[What is asked] Extract every line of the material below and reproduce it faithfully.

[Exercise input]
::::::
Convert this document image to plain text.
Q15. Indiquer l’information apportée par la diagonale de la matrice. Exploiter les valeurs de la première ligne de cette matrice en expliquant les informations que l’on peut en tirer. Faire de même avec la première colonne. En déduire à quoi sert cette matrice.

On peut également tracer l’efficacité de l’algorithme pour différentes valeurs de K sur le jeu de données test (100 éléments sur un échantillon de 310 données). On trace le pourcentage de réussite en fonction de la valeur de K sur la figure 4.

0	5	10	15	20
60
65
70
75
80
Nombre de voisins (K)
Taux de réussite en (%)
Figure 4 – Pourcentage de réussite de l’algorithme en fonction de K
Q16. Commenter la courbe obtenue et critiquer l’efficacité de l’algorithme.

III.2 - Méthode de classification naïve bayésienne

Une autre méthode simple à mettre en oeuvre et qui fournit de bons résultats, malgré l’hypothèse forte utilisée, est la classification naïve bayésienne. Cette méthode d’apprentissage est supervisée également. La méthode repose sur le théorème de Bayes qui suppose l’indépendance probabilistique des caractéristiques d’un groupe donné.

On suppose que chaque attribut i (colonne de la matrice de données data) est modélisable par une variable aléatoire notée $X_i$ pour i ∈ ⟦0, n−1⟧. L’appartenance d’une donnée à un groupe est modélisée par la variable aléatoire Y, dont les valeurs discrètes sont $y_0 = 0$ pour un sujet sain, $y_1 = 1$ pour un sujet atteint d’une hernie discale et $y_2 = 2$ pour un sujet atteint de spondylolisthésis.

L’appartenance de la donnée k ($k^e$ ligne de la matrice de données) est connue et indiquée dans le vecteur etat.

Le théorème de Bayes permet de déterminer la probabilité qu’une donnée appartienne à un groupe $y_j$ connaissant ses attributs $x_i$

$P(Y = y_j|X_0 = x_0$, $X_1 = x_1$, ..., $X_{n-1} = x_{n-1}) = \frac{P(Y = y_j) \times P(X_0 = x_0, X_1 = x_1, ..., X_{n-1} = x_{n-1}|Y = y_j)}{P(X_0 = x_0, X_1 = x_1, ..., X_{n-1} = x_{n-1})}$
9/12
::::::
[Solution for this exercise]
Convert this document image to plain text.
Q15. Indiquer l’information apportée par la diagonale de la matrice. Exploiter les valeurs de la première ligne de cette matrice en expliquant les informations que l’on peut en tirer. Faire de même avec la première colonne. En déduire à quoi sert cette matrice.

On peut également tracer l’efficacité de l’algorithme pour différentes valeurs de K sur le jeu de données test (100 éléments sur un échantillon de 310 données). On trace le pourcentage de réussite en fonction de la valeur de K sur la figure 4.

0	5	10	15	20
60
65
70
75
80
Nombre de voisins (K)
Taux de réussite en (%)
Figure 4 – Pourcentage de réussite de l’algorithme en fonction de K
Q16. Commenter la courbe obtenue et critiquer l’efficacité de l’algorithme.

III.2 - Méthode de classification naïve bayésienne

Une autre méthode simple à mettre en oeuvre et qui fournit de bons résultats, malgré l’hypothèse forte utilisée, est la classification naïve bayésienne. Cette méthode d’apprentissage est supervisée également. La méthode repose sur le théorème de Bayes qui suppose l’indépendance probabilistique des caractéristiques d’un groupe donné.

On suppose que chaque attribut i (colonne de la matrice de données data) est modélisable par une variable aléatoire notée $X_i$ pour i ∈ ⟦0, n−1⟧. L’appartenance d’une donnée à un groupe est modélisée par la variable aléatoire Y, dont les valeurs discrètes sont $y_0 = 0$ pour un sujet sain, $y_1 = 1$ pour un sujet atteint d’une hernie discale et $y_2 = 2$ pour un sujet atteint de spondylolisthésis.

L’appartenance de la donnée k ($k^e$ ligne de la matrice de données) est connue et indiquée dans le vecteur etat.

Le théorème de Bayes permet de déterminer la probabilité qu’une donnée appartienne à un groupe $y_j$ connaissant ses attributs $x_i$

$P(Y = y_j|X_0 = x_0$, $X_1 = x_1$, ..., $X_{n-1} = x_{n-1}) = \frac{P(Y = y_j) \times P(X_0 = x_0, X_1 = x_1, ..., X_{n-1} = x_{n-1}|Y = y_j)}{P(X_0 = x_0, X_1 = x_1, ..., X_{n-1} = x_{n-1})}$
9/12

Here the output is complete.